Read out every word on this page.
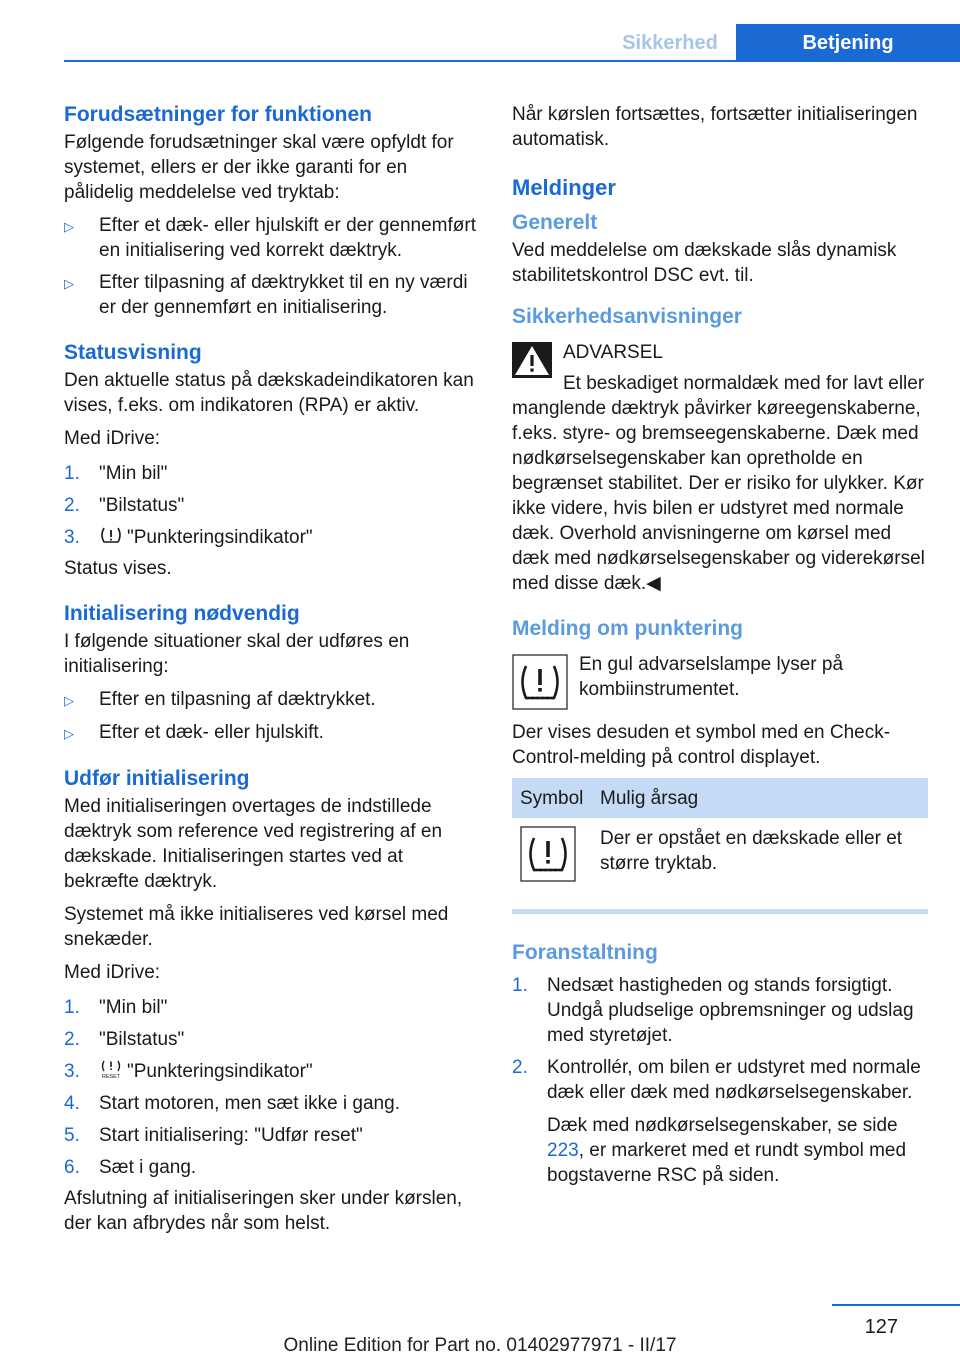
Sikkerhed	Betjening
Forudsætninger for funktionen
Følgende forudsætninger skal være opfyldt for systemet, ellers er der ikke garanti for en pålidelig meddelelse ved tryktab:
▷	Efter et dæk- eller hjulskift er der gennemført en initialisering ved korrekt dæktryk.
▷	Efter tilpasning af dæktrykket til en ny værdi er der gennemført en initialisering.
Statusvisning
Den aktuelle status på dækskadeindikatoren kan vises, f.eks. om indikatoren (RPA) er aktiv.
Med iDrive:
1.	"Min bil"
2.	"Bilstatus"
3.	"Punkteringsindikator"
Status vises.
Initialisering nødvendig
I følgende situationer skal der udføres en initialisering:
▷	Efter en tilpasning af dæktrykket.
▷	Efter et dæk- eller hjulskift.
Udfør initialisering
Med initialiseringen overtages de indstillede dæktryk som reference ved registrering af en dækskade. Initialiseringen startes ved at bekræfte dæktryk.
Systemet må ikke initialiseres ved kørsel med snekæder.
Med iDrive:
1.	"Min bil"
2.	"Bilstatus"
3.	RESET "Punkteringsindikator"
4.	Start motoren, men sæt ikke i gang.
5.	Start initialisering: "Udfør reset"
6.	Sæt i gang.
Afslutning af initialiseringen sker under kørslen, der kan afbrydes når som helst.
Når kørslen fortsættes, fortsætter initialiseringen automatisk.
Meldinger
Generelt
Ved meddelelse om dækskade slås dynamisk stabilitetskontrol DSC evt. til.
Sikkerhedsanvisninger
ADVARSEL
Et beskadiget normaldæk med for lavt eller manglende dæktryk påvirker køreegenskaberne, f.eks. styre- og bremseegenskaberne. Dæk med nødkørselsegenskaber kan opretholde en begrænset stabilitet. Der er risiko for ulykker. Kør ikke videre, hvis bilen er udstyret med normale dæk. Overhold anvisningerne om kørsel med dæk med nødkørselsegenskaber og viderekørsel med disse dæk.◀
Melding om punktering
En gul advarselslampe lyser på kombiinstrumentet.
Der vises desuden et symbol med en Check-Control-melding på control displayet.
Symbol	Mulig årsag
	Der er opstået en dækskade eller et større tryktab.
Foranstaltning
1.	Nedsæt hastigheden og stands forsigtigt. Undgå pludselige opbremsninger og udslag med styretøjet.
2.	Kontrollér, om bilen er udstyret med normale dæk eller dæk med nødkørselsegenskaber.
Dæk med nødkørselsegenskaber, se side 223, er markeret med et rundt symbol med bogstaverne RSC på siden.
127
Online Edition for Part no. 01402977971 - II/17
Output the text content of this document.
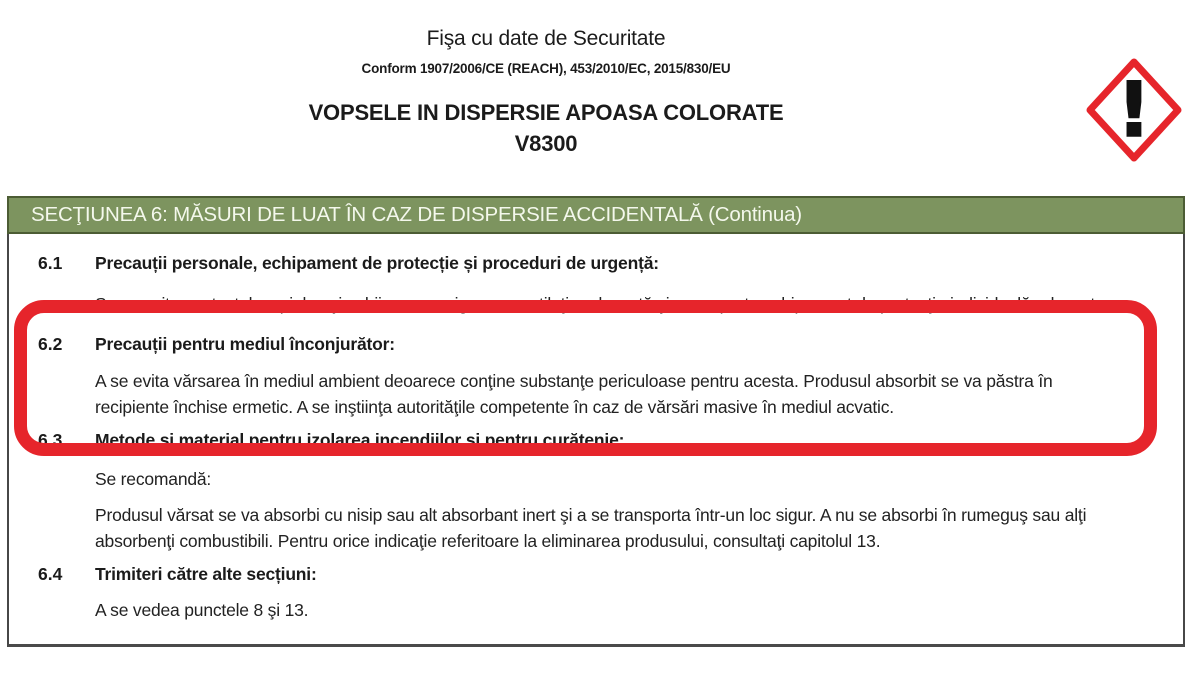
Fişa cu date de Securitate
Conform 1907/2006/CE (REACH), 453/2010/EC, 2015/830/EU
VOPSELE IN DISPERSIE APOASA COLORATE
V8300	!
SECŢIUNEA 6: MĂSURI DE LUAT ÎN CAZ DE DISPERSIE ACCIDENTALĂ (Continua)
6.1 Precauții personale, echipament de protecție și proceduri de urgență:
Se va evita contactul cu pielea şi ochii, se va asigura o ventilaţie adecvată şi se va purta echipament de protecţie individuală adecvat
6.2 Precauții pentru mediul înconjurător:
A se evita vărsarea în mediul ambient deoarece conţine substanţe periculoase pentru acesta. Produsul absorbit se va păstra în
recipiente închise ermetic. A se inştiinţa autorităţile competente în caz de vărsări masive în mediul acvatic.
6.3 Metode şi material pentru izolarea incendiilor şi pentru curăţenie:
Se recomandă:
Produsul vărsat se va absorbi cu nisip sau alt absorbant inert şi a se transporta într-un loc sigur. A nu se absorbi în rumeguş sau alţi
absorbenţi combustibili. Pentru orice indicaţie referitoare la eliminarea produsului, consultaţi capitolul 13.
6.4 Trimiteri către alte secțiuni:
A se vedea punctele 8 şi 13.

........

• [Written instruction]: Above are lines of data; state how many of them contain the word "initialiseringen", with no other output.

• [Solution for this exercise]: 3